## START Record excerpts

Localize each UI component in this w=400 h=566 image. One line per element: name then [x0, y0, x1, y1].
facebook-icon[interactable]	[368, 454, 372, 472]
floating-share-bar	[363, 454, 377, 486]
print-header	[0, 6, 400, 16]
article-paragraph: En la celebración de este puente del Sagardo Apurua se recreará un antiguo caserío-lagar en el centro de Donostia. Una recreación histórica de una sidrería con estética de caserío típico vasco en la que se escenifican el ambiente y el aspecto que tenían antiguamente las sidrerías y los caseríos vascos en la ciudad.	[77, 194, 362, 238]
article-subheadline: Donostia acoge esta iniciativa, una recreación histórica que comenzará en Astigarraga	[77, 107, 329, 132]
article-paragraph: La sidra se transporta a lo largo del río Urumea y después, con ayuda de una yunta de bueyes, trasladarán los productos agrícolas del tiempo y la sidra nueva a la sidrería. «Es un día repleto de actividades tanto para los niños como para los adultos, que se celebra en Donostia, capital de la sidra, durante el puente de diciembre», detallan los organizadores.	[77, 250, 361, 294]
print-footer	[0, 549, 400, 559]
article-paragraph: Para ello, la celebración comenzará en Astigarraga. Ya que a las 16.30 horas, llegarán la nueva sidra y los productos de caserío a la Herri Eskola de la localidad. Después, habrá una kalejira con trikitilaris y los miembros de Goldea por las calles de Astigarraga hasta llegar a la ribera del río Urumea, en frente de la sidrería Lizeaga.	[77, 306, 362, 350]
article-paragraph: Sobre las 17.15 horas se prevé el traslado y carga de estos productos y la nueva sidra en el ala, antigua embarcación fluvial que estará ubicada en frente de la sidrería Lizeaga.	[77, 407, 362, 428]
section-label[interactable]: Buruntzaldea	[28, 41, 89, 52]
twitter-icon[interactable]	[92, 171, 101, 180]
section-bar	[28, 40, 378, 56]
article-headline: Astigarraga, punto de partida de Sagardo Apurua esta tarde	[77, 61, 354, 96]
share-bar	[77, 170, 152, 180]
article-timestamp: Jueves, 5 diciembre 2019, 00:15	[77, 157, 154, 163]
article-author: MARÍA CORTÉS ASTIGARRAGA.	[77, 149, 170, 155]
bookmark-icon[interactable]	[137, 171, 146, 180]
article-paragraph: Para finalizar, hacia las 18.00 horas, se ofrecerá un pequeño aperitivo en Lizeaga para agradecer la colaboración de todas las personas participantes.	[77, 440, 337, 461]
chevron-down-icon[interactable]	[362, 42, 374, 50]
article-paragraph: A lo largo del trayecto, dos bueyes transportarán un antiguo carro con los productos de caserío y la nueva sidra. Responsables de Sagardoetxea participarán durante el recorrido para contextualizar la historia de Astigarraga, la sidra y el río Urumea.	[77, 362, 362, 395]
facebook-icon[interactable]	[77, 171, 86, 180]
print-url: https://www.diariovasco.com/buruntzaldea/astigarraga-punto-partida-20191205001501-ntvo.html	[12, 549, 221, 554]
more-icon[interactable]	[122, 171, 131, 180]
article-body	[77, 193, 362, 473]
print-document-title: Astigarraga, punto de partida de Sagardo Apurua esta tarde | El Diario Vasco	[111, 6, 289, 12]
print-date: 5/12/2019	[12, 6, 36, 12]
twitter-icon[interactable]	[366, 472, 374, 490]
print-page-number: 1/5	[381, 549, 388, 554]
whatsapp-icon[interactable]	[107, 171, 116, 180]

## END Record excerpts

### Directions
Copy out the listing from its first line through the line that contains "6, 400, 16]", with both ends included.

### Written response
Localize each UI component in this w=400 h=566 image. One line per element: name then [x0, y0, x1, y1].
facebook-icon[interactable]	[368, 454, 372, 472]
floating-share-bar	[363, 454, 377, 486]
print-header	[0, 6, 400, 16]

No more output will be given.